— SHORT TASK —
From the listing, collect all lines containing the word "this".

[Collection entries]
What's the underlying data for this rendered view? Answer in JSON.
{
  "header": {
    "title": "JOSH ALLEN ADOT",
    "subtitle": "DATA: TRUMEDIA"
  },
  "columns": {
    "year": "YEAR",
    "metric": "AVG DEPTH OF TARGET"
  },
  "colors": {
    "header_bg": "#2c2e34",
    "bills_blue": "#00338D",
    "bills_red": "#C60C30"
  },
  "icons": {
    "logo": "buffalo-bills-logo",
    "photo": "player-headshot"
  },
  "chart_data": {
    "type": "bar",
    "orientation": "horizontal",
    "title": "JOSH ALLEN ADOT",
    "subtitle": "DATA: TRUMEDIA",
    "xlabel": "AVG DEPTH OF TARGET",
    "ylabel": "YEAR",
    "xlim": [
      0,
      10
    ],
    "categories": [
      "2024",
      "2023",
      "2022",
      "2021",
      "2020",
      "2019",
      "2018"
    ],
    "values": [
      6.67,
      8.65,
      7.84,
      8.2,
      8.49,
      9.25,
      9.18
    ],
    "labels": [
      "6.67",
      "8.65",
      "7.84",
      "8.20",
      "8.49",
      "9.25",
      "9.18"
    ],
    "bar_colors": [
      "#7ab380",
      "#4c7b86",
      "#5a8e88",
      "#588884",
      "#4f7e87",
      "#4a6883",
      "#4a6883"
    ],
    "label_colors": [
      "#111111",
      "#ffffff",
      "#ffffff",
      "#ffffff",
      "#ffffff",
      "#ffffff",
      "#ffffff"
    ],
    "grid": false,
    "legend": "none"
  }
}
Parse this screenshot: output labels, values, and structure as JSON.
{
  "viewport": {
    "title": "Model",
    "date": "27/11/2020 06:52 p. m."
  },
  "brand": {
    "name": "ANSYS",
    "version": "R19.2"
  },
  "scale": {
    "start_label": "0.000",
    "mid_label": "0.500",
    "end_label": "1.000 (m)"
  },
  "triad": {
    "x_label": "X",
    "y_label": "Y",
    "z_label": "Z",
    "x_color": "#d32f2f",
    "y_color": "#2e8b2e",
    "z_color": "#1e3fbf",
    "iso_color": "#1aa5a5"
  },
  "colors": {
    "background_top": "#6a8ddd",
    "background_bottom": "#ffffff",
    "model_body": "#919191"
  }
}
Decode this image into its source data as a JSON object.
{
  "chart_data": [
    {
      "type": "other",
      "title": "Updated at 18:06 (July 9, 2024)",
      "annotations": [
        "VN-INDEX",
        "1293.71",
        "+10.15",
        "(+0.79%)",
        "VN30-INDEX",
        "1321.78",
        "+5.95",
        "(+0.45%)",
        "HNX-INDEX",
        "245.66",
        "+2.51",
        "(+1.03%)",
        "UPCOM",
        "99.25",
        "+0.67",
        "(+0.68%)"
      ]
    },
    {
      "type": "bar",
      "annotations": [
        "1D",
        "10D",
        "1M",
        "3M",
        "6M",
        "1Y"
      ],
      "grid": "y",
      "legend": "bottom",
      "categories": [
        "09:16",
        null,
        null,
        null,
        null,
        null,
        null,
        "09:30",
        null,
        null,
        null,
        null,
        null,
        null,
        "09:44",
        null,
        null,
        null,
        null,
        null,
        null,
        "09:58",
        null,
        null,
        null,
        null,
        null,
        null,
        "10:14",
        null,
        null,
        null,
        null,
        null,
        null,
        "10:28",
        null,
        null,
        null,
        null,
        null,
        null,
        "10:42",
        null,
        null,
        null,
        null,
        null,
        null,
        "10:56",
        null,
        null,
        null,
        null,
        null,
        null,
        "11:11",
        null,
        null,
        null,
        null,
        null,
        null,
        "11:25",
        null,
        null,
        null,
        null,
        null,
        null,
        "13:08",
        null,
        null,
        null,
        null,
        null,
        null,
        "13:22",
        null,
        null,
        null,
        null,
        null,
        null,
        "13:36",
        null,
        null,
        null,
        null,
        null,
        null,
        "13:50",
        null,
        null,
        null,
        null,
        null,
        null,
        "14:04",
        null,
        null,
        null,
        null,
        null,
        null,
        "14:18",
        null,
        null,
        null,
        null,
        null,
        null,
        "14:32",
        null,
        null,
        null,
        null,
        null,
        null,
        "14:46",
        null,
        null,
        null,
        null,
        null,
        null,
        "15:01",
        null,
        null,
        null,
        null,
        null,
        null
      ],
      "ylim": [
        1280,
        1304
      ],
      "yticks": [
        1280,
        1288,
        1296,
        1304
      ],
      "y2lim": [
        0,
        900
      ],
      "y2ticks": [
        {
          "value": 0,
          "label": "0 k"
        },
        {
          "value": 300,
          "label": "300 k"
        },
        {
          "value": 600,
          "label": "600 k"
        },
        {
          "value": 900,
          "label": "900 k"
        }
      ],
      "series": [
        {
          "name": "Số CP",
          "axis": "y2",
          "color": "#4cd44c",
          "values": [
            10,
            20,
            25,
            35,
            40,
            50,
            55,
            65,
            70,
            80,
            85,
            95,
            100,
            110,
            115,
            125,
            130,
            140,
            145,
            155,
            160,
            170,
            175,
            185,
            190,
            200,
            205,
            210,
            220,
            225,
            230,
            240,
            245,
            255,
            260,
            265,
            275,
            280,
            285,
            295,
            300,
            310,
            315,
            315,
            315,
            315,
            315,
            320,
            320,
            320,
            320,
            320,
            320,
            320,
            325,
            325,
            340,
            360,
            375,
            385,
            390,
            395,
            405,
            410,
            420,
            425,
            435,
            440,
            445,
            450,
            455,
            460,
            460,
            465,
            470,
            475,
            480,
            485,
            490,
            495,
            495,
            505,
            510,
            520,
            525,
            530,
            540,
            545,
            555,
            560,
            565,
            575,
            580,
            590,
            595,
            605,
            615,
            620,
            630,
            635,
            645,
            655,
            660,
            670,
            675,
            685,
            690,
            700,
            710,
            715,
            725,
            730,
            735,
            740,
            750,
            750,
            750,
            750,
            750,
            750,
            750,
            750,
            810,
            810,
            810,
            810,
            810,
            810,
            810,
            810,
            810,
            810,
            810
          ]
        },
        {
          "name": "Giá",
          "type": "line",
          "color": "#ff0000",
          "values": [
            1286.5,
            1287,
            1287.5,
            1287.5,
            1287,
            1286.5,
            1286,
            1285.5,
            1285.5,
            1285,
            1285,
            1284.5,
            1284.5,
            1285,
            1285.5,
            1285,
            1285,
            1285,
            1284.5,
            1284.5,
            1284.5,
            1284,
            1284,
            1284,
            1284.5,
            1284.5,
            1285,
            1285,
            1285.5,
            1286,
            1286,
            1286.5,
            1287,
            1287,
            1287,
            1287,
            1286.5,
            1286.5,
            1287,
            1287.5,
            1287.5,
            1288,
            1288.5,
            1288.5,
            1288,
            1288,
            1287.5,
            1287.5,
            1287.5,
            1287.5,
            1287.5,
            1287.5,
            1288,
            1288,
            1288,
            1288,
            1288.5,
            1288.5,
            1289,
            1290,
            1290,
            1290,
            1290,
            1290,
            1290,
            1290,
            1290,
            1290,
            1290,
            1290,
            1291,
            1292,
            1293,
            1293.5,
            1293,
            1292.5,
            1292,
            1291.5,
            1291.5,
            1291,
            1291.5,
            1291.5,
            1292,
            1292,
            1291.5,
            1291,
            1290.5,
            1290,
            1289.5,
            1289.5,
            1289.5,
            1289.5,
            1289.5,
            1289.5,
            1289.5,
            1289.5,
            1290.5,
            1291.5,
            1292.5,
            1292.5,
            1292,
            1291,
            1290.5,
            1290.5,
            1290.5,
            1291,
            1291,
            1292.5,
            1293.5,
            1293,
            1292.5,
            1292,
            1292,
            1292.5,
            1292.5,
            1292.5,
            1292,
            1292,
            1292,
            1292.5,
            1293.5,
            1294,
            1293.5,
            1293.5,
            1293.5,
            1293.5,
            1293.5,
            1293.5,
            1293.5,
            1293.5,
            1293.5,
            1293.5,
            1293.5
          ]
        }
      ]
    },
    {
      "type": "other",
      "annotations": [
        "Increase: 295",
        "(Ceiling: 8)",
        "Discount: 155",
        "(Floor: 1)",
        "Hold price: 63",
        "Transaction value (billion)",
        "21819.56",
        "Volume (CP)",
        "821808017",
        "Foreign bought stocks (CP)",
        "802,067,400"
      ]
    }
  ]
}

— FINAL RESULT —
What's the underlying data for this rendered view? Answer in JSON.
Parse this screenshot: output labels, values, and structure as JSON.
Decode this image into its source data as a JSON object.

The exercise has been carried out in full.